What you need to do:
Repeat, exactly and completely, the material that follows. Omit the pictures.

Dataset records:
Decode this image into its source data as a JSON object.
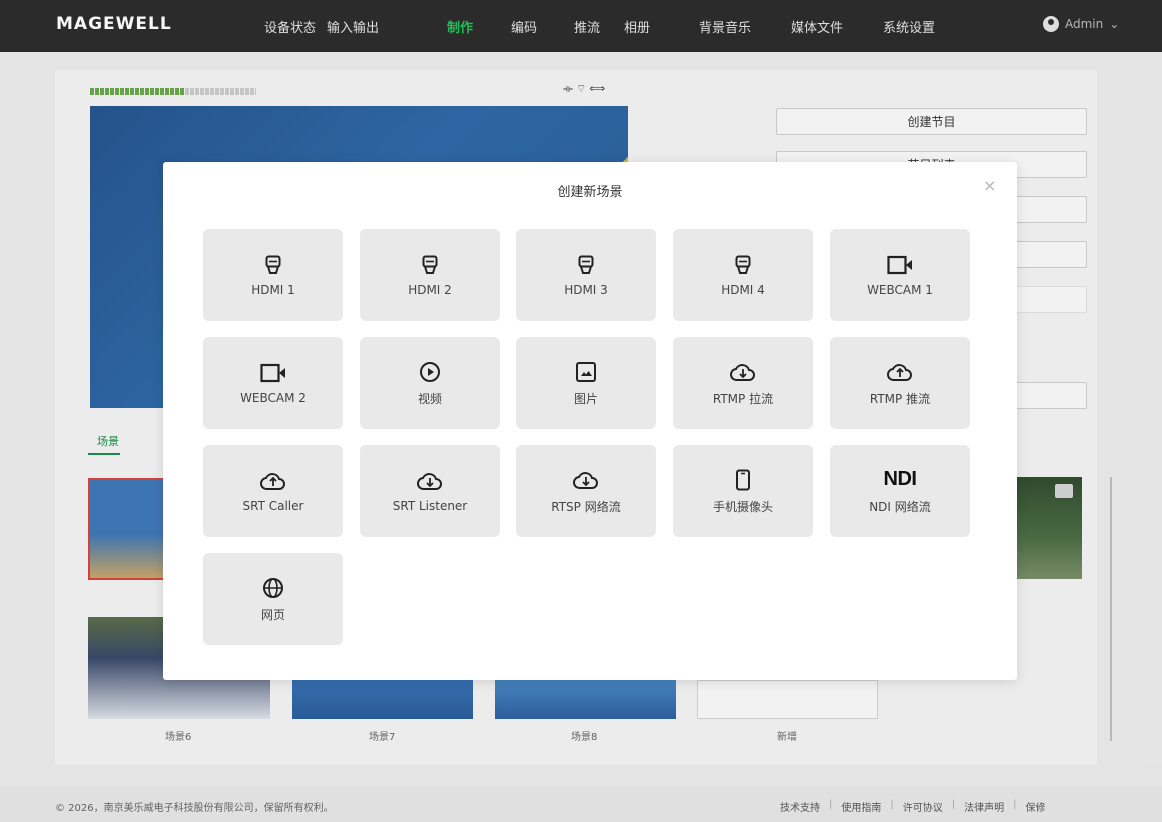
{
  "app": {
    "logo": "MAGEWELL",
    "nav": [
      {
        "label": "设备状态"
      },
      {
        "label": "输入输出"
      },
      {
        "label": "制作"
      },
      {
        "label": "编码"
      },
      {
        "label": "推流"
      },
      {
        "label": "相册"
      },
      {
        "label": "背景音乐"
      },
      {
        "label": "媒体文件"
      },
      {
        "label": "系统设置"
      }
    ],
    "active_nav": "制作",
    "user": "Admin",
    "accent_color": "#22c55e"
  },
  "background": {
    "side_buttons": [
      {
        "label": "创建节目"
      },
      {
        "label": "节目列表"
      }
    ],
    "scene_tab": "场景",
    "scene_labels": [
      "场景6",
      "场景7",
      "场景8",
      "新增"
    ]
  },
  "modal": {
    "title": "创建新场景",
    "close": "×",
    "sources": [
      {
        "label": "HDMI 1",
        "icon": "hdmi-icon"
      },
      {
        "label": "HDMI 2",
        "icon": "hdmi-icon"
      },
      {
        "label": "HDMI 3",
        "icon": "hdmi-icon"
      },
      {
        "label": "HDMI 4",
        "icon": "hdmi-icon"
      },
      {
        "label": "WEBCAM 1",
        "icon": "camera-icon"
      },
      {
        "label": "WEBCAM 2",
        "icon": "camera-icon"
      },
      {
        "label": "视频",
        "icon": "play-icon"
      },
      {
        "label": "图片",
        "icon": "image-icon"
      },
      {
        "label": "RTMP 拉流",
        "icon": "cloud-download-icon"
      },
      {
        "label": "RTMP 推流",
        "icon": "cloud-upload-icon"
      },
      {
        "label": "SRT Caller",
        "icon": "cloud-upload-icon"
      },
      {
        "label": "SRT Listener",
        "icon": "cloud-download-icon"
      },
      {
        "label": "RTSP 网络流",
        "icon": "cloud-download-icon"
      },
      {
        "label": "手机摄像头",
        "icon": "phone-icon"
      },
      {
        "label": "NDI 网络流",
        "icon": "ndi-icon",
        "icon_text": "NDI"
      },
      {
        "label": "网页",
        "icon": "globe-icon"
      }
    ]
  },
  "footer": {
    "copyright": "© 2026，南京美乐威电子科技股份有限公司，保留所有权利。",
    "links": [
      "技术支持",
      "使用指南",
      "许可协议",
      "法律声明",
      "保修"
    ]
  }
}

Written solution:
Decode this image into its source data as a JSON object.
{
  "app": {
    "logo": "MAGEWELL",
    "nav": [
      {
        "label": "设备状态"
      },
      {
        "label": "输入输出"
      },
      {
        "label": "制作"
      },
      {
        "label": "编码"
      },
      {
        "label": "推流"
      },
      {
        "label": "相册"
      },
      {
        "label": "背景音乐"
      },
      {
        "label": "媒体文件"
      },
      {
        "label": "系统设置"
      }
    ],
    "active_nav": "制作",
    "user": "Admin",
    "accent_color": "#22c55e"
  },
  "background": {
    "side_buttons": [
      {
        "label": "创建节目"
      },
      {
        "label": "节目列表"
      }
    ],
    "scene_tab": "场景",
    "scene_labels": [
      "场景6",
      "场景7",
      "场景8",
      "新增"
    ]
  },
  "modal": {
    "title": "创建新场景",
    "close": "×",
    "sources": [
      {
        "label": "HDMI 1",
        "icon": "hdmi-icon"
      },
      {
        "label": "HDMI 2",
        "icon": "hdmi-icon"
      },
      {
        "label": "HDMI 3",
        "icon": "hdmi-icon"
      },
      {
        "label": "HDMI 4",
        "icon": "hdmi-icon"
      },
      {
        "label": "WEBCAM 1",
        "icon": "camera-icon"
      },
      {
        "label": "WEBCAM 2",
        "icon": "camera-icon"
      },
      {
        "label": "视频",
        "icon": "play-icon"
      },
      {
        "label": "图片",
        "icon": "image-icon"
      },
      {
        "label": "RTMP 拉流",
        "icon": "cloud-download-icon"
      },
      {
        "label": "RTMP 推流",
        "icon": "cloud-upload-icon"
      },
      {
        "label": "SRT Caller",
        "icon": "cloud-upload-icon"
      },
      {
        "label": "SRT Listener",
        "icon": "cloud-download-icon"
      },
      {
        "label": "RTSP 网络流",
        "icon": "cloud-download-icon"
      },
      {
        "label": "手机摄像头",
        "icon": "phone-icon"
      },
      {
        "label": "NDI 网络流",
        "icon": "ndi-icon",
        "icon_text": "NDI"
      },
      {
        "label": "网页",
        "icon": "globe-icon"
      }
    ]
  },
  "footer": {
    "copyright": "© 2026，南京美乐威电子科技股份有限公司，保留所有权利。",
    "links": [
      "技术支持",
      "使用指南",
      "许可协议",
      "法律声明",
      "保修"
    ]
  }
}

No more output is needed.